Imperialismo e collettivismo: l’hitlerizzazione di Putin

Vladimir Putin compie settant’anni. Gli auguri sarebbero stati più numerosi da parte della comunità internazionale se il 24 febbraio scorso non avesse optato per la sua hitlerizzazione: trasformarsi, cioè, da dittatore a criminale di guerra. Con l’invasione dell’Ucraina Putin ha compiuto un salto di qualità, per così dire, nella scala degli autocrati, posizionandosi al pari di chi un tempo aggredì le democrazie vicine e ha compiuto crimini contro l’umanità. L’Hitlerismo non è solo la messa a punto di un sistema scientifico di eliminazione della vita umana, con i campi di concentramento e di sterminio. È anche l’aggressione violenta nei confronti dei deboli, la riscrittura arbitraria della Storia e dei confini con il sangue e la forza. È menzogna; nazionalismo spinto che nutre un’identità costruita ad arte e la volontà di sottomettere i popoli ritenuti inferiori.

L’Hitlerismo è razzismo, collettivismo, socialismo economico, nazionalismo identitario, populismo autoritario e statalismo corrotto. Tutti ingredienti fatti propri da Putin e implementati sulla pelle degli ucraini – il “popolo fratello”. L’attacco all’Ucraina s’inserisce in un preciso disegno neocoloniale e neo-egemonico dello zar. L’autocrazia elettiva russa, con un’economia allo sfascio, una demografia stagnante, infrastrutture e istituzioni malconce, non poteva vedere di buon occhio un paese vicino che rappresentava, con tutti i limiti, il suo contrario. Negli anni, l’Ucraina si era difatti messa in cammino per raggiungere l’Occidente e l’UE – non la NATO. Seppure con acciacchi e disordini vari, era una democrazia che guardava ad Ovest; non ad Est. Il che era intollerabile per Putin. «L’orgoglio di chi non può costruire è distruggere», frase attribuita ad Alexandre Dumas padre, calza a pennello con i complessi e i timori di Putin.

Secondo Ivan Krastev e Stephen Holmes (La rivolta antiliberale) «Putin non sta attaccando l’ordine mondiale creato dagli americani in nome di un’ideologia o di un’organizzazione alternativa. A differenza del comunismo, l’autoritarismo non è un’ideologia. È semplicemente una forma di governo che può essere ospitato in sistemi ideologici diversi. Putin sta quindi attaccando le democrazie liberali senza alcuna ambizione di trasformarli in stati autoritari sul modello russo. Attacca l’ordine liberale internazionale per ragioni pedagogiche, per dare una lezione all’Occidente, per rivelarne le ipocrisie, la vulnerabilità latente e per rendere ancora più deboli i suoi difensori». Al pari dei dittatori del passato, Putin vede la geopolitica come uno scontro tra un collettivismo nazionalista e un liberalismo democratico, tra Stati come Russia e Cina – autoritari, nazionalisti, statalisti – e Stati liberali – come gli Stati Uniti o gli Stati europei. Nell’accumulo del potere e nell’espansione territoriale, è la Russia che deve prevalere.

▸ Elenco dati
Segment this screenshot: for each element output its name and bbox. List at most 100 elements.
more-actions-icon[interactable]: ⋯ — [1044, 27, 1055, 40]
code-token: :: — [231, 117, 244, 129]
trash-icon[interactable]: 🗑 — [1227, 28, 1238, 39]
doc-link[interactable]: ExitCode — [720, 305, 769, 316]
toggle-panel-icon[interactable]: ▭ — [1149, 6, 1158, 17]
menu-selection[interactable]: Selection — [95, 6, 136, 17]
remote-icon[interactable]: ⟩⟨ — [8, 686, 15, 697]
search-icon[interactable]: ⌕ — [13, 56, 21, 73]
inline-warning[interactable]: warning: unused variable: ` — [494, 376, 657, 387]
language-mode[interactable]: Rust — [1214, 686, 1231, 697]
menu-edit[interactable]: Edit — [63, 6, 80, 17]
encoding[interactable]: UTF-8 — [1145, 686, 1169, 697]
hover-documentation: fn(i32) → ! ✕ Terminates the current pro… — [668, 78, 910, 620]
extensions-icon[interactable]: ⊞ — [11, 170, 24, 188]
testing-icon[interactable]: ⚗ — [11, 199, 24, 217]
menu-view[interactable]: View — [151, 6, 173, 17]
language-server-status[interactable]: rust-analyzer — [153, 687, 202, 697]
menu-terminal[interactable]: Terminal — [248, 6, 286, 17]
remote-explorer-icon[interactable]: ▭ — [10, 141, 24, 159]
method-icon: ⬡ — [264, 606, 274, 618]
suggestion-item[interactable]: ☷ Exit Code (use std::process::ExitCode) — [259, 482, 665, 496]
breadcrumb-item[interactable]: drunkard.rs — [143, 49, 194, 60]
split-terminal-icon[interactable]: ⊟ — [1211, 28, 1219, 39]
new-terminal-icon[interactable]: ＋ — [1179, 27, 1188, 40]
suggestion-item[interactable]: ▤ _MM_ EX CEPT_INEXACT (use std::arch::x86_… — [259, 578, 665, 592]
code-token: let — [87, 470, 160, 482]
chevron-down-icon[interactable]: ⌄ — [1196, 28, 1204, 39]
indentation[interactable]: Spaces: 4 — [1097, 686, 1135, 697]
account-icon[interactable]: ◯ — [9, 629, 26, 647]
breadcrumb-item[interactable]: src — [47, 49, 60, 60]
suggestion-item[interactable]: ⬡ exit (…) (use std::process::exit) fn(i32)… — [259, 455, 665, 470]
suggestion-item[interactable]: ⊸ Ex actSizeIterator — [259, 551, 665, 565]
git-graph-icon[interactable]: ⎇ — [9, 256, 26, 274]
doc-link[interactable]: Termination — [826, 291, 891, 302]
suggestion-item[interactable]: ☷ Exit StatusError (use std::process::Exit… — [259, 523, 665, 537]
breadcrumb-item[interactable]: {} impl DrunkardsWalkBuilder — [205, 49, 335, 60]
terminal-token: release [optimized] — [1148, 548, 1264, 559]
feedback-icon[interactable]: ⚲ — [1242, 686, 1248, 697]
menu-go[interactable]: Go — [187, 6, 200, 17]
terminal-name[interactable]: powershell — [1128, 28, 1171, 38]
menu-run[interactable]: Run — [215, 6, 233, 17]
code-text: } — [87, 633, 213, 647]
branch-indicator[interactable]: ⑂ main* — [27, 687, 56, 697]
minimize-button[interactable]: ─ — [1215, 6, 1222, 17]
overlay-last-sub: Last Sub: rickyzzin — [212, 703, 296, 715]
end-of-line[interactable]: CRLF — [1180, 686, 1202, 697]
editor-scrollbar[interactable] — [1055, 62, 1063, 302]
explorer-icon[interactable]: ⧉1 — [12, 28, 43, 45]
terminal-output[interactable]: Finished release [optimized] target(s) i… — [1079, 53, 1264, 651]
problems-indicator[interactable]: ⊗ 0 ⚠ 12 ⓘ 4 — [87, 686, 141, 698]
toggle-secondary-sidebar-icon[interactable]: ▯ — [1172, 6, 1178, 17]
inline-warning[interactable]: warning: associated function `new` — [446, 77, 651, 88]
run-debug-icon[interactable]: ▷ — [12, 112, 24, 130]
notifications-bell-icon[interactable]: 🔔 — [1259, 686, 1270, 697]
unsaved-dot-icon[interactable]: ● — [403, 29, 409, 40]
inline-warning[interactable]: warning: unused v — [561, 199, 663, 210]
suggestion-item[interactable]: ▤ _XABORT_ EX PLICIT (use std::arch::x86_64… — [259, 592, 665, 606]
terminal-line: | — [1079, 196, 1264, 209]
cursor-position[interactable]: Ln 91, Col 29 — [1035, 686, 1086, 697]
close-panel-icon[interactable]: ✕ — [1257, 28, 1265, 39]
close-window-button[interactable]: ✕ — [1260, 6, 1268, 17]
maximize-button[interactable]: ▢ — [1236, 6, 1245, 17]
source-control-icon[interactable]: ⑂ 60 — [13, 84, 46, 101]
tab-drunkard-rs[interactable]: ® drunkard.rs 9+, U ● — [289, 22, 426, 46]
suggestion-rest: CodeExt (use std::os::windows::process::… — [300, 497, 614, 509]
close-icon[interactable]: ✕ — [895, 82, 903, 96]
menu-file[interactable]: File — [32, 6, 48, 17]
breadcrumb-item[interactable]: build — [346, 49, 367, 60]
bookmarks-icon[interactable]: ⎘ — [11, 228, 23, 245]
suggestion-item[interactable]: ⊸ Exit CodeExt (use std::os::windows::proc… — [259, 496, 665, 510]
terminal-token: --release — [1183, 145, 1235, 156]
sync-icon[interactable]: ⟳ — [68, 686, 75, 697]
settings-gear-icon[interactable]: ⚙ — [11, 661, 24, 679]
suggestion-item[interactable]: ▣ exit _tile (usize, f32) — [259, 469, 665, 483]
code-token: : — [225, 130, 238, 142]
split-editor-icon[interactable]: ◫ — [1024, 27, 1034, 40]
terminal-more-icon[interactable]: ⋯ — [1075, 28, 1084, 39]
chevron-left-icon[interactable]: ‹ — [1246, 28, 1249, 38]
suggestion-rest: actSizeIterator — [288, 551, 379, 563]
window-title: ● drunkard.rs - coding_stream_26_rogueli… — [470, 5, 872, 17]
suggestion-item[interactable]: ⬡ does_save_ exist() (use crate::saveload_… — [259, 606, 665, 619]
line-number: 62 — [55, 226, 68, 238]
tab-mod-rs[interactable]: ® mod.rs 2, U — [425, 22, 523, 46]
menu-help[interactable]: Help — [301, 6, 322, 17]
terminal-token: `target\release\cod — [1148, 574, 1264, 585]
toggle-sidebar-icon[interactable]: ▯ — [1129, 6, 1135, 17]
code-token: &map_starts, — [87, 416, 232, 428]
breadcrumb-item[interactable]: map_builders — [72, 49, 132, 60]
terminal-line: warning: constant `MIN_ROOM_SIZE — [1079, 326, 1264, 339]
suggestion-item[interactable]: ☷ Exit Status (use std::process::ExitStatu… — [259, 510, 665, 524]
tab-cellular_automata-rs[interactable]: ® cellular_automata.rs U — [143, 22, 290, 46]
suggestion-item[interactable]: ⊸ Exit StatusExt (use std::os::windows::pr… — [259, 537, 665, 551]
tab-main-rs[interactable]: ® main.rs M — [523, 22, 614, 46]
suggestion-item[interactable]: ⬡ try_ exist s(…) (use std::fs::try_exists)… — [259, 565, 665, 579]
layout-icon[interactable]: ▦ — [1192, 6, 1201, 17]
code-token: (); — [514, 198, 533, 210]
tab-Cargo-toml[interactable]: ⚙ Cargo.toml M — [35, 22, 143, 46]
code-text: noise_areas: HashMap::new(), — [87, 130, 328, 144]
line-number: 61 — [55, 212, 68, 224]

▸ Consegne
1 > Nel testo su Putin, elenca tutte le componenti dell'Hitlerismo indicate nella frase che inizia con «L'Hitlerismo è razzismo».
2 > Scrivi il seguito del testo su Putin e l'invasione dell'Ucraina, partendo dopo l'ultima frase.
Per questo esercizio i dati non servono.

▸ Risposte alle consegne
1 > razzismo, collettivismo, socialismo economico, nazionalismo identitario, populismo autoritario, statalismo corrotto

2 >
Tutto questo anche a prezzo di sbarazzarsi del relativo benessere conquistato dopo il 1991. Putin non si è trasformato in criminale di guerra da un giorno all’altro. Tuttavia, l’invasione dell’Ucraina segna uno spartiacque, come lo fece la conferenza di Monaco nel 1938 per la Germania nazista. Se la questione della Crimea nel 2014 è stata considerata dalla comunità internazionale un episodio minore, l’attacco all’Ucraina ha imposto al Cremlino di gettare la maschera rispetto alle proprie mire espansionistiche. Per capire Putin sono fondamentali due personaggi della storia russa. Il primo, Ivan Ilyin, era un leader mistico che predicava metodi violenti contro la rivoluzione bolscevica e che vide in Benito Mussolini la soluzione al decadimento dell’Occidente e in Adolf Hitler il difensore della civiltà europea. Timothy Snyder (The Road to Unfreedom) ricorda che secondo Ilyin è necessaria la soppressione dell’individuo a favore di un’ideologia propugnata dallo Stato.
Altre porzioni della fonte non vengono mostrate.